* START LISTED ENTRIES *
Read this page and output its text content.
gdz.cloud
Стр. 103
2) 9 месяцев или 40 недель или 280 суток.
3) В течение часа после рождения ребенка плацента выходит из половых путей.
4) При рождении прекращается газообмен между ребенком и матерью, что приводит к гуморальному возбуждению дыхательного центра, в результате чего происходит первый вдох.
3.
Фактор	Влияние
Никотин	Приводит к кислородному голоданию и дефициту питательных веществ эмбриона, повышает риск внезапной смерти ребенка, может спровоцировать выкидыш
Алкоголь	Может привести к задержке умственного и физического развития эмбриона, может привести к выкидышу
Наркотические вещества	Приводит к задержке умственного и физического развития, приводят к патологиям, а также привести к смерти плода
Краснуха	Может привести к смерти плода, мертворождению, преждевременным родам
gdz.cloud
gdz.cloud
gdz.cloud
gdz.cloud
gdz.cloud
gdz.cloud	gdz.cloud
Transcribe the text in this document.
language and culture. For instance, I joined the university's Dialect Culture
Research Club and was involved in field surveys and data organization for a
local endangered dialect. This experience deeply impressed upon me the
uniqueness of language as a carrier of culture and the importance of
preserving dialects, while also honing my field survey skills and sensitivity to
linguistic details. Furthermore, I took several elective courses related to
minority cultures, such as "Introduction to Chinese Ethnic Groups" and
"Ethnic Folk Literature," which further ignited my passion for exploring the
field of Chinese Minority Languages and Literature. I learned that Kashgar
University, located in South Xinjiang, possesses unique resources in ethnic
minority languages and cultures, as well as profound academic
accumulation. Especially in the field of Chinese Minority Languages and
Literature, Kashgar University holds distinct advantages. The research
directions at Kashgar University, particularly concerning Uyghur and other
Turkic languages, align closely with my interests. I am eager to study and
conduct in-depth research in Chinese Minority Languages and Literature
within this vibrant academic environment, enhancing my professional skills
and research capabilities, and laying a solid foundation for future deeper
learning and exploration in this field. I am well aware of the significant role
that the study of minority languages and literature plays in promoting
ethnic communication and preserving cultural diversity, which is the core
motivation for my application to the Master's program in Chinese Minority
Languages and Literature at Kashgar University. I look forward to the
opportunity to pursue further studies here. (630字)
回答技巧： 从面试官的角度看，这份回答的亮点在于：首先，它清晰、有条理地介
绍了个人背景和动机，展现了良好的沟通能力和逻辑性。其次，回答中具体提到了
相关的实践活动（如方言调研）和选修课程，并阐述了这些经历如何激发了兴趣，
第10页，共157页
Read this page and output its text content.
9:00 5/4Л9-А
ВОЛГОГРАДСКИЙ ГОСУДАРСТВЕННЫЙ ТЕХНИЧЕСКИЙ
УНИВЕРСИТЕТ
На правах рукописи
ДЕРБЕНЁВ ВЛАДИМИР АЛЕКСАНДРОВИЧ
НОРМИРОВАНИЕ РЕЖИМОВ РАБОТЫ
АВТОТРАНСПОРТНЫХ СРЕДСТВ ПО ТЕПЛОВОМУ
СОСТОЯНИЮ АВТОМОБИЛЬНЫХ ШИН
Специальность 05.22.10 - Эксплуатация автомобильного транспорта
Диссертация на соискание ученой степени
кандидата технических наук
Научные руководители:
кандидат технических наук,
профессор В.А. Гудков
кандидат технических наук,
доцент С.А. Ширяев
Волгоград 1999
* END LISTED ENTRIES *
* START LISTED ENTRIES *
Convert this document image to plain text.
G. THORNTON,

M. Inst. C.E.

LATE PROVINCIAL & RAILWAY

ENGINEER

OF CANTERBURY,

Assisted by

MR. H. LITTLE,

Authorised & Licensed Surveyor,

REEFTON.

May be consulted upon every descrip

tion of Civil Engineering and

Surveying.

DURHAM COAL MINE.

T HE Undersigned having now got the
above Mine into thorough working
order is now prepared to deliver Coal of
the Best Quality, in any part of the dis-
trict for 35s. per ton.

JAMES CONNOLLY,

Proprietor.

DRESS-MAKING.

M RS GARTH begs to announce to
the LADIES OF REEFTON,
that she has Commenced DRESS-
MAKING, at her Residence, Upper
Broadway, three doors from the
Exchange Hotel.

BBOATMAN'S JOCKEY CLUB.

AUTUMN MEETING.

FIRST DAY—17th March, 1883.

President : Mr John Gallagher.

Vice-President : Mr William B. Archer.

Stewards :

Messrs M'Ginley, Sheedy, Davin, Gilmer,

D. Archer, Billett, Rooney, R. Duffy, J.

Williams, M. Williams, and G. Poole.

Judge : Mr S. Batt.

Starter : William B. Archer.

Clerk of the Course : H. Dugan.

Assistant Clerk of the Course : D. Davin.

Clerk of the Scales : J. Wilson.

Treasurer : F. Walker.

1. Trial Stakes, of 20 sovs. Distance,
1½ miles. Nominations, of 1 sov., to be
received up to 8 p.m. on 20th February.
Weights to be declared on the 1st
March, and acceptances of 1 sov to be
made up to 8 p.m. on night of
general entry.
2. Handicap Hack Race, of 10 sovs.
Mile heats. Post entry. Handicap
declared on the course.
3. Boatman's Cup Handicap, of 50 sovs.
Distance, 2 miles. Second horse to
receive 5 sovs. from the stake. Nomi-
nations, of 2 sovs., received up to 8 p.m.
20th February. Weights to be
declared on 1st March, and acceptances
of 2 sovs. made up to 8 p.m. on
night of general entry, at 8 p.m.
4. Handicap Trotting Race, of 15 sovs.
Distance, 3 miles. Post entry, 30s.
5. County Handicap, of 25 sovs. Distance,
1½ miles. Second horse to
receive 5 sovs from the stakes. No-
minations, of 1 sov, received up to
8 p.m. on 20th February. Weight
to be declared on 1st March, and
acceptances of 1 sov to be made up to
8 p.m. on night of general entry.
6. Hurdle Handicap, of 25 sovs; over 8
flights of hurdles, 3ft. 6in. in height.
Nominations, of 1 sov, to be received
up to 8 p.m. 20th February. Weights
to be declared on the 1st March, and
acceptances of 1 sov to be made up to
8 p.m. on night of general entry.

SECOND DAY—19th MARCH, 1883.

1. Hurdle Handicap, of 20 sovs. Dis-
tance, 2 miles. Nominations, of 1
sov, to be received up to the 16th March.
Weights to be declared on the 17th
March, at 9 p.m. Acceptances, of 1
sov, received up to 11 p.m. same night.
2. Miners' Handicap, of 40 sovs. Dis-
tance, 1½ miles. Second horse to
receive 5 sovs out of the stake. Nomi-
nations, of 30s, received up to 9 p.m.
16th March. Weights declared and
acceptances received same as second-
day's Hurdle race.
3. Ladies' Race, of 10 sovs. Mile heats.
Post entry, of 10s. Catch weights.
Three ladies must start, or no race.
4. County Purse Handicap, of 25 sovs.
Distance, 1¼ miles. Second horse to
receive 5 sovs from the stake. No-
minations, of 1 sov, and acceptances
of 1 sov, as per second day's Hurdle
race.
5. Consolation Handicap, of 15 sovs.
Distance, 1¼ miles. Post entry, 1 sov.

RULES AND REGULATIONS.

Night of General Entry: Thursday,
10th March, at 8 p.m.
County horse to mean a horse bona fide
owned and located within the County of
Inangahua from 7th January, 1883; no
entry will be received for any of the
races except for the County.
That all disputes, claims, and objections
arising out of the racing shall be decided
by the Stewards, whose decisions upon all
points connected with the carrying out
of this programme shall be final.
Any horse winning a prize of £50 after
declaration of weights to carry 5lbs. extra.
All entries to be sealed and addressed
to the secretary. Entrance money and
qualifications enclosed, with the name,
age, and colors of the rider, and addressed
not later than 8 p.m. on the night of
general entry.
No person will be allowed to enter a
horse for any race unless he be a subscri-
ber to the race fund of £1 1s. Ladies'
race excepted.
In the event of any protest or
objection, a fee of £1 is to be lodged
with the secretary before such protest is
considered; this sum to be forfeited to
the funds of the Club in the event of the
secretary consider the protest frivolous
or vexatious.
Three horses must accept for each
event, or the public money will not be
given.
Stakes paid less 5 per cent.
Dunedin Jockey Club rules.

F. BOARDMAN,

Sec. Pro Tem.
* END LISTED ENTRIES *
* START LISTED ENTRIES *
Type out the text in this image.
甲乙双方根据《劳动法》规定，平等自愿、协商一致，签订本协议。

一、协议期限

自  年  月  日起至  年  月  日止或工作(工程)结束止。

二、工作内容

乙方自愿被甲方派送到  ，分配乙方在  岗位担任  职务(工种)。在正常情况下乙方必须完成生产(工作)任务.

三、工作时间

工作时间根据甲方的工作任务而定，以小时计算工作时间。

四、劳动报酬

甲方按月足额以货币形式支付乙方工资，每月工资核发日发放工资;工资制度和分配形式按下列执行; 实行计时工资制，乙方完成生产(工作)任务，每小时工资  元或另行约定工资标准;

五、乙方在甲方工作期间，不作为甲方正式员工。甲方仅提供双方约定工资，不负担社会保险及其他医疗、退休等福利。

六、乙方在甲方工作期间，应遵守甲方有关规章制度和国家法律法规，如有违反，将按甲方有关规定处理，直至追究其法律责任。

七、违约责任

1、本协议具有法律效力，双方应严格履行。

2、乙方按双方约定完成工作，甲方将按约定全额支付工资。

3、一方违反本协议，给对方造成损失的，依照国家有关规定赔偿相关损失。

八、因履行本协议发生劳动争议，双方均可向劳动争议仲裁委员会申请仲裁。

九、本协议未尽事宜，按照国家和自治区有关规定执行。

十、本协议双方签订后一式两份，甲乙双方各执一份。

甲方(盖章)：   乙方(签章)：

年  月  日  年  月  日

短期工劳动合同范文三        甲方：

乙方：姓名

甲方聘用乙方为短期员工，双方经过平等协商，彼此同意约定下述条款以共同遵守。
* END LISTED ENTRIES *
Search the data for "made" and list every line in which it occurs.

EXERCISE ANSWER:
made up to 8 p.m. on night of
of 2 sovs. made up to 8 p.m. on
acceptances of 1 sov to be made up to
acceptances of 1 sov to be made up to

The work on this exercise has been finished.